• [Required work]: Word for word, quote all of the material, omitting the pictures.

---

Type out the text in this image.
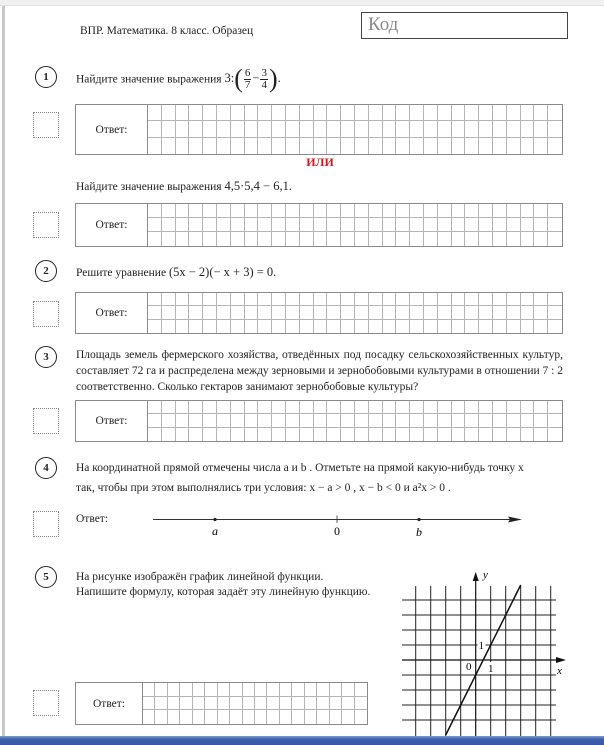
ВПР. Математика. 8 класс. Образец	Код
1	Найдите значение выражения 3:( $\frac{6}{7} - \frac{3}{4}$ ).
Ответ:
ИЛИ
Найдите значение выражения 4,5·5,4 − 6,1.
Ответ:
2	Решите уравнение (5x − 2)(− x + 3) = 0.
Ответ:
3	Площадь земель фермерского хозяйства, отведённых под посадку сельскохозяйственных культур, составляет 72 га и распределена между зерновыми и зернобобовыми культурами в отношении 7 : 2 соответственно. Сколько гектаров занимают зернобобовые культуры?
Ответ:
4	На координатной прямой отмечены числа a и b . Отметьте на прямой какую-нибудь точку x
так, чтобы при этом выполнялись три условия: x − a > 0 , x − b < 0 и a²x > 0 .
Ответ:
a	0	b
5	На рисунке изображён график линейной функции.
Напишите формулу, которая задаёт эту линейную функцию.
y
x
0 1
1
Ответ:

---

• [Solution below]:
Type out the text in this image.
ВПР. Математика. 8 класс. Образец	Код
1	Найдите значение выражения 3:( $\frac{6}{7} - \frac{3}{4}$ ).
Ответ:
ИЛИ
Найдите значение выражения 4,5·5,4 − 6,1.
Ответ:
2	Решите уравнение (5x − 2)(− x + 3) = 0.
Ответ:
3	Площадь земель фермерского хозяйства, отведённых под посадку сельскохозяйственных культур, составляет 72 га и распределена между зерновыми и зернобобовыми культурами в отношении 7 : 2 соответственно. Сколько гектаров занимают зернобобовые культуры?
Ответ:
4	На координатной прямой отмечены числа a и b . Отметьте на прямой какую-нибудь точку x
так, чтобы при этом выполнялись три условия: x − a > 0 , x − b < 0 и a²x > 0 .
Ответ:
a	0	b
5	На рисунке изображён график линейной функции.
Напишите формулу, которая задаёт эту линейную функцию.
y
x
0 1
1
Ответ:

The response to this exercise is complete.